_Your instructions:_ Every line that holds "Output" should be shown.

_Record extracts:_
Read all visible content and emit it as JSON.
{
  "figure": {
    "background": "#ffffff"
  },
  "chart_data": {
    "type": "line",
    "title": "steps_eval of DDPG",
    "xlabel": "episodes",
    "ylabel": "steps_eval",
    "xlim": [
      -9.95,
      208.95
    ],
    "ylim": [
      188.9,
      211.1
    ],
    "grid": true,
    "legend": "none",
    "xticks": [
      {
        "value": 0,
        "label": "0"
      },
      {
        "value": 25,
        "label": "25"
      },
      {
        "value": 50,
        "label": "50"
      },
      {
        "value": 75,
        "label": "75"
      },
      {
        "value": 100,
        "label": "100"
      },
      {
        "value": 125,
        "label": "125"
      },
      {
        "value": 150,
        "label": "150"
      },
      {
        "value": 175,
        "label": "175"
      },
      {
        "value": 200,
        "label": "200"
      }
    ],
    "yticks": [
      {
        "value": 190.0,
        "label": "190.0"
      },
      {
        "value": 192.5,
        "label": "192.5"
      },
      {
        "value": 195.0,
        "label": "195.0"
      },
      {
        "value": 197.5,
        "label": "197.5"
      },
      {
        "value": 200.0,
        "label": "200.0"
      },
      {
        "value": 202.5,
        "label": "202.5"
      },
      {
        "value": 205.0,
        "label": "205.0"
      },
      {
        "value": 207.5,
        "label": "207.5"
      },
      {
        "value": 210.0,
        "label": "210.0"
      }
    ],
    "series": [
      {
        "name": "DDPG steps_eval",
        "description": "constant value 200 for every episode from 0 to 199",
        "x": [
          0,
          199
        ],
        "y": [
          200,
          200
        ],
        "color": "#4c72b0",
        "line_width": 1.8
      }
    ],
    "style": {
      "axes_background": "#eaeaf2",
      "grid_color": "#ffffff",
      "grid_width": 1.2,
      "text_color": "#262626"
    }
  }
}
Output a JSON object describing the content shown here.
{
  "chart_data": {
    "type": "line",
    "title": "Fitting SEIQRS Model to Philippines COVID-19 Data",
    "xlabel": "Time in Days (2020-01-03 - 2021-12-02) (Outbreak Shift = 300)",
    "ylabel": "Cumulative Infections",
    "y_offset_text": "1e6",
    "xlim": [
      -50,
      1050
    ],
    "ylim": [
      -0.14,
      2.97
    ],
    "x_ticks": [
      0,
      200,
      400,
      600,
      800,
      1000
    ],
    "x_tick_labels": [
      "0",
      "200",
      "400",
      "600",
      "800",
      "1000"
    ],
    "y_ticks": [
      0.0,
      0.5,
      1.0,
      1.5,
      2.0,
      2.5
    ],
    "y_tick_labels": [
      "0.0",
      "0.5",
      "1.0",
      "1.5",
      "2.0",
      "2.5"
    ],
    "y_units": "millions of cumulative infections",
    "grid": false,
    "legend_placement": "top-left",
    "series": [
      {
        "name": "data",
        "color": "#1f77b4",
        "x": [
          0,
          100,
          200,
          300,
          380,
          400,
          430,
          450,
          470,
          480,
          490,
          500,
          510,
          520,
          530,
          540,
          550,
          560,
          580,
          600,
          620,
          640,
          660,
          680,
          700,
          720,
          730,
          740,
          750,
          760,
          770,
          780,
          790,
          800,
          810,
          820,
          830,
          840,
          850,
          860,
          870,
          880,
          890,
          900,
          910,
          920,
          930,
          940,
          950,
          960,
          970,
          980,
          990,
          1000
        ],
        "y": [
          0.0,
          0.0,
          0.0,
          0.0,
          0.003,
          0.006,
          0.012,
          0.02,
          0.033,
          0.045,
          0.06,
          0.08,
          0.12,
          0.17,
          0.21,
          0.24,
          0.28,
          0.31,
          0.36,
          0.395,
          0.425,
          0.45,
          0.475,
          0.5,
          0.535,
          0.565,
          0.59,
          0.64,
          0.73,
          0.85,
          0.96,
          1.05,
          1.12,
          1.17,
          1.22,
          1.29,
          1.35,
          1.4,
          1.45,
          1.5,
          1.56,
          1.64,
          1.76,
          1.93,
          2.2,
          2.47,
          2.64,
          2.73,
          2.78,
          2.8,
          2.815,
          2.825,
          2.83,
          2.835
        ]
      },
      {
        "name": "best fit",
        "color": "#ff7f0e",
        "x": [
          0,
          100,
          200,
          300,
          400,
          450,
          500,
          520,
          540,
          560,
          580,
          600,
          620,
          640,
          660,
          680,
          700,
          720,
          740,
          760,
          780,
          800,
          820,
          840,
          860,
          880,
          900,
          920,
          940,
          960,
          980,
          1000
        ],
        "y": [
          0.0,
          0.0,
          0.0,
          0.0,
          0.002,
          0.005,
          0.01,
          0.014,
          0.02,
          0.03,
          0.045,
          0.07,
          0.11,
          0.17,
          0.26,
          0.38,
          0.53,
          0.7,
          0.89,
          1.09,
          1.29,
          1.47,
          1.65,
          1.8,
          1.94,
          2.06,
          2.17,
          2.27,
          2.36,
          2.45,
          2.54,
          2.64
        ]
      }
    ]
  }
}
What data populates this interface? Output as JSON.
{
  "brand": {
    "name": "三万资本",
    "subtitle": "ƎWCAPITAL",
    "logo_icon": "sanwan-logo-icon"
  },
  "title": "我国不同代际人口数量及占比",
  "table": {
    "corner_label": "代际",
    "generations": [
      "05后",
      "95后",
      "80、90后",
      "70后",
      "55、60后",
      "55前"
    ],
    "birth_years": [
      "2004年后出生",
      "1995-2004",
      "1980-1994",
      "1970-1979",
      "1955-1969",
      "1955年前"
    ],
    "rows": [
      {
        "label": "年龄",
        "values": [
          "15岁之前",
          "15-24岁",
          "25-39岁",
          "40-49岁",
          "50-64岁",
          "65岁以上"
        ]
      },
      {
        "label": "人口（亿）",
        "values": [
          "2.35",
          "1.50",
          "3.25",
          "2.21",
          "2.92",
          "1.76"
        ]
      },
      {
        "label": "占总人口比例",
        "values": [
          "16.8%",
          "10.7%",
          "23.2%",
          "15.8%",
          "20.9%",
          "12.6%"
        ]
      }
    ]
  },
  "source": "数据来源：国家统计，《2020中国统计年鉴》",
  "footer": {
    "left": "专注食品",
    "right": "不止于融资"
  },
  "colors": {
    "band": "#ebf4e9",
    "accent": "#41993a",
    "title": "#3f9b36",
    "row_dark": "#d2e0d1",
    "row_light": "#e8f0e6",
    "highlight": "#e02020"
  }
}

_Result:_
Output a JSON object describing the content shown here.
What data populates this interface? Output as JSON.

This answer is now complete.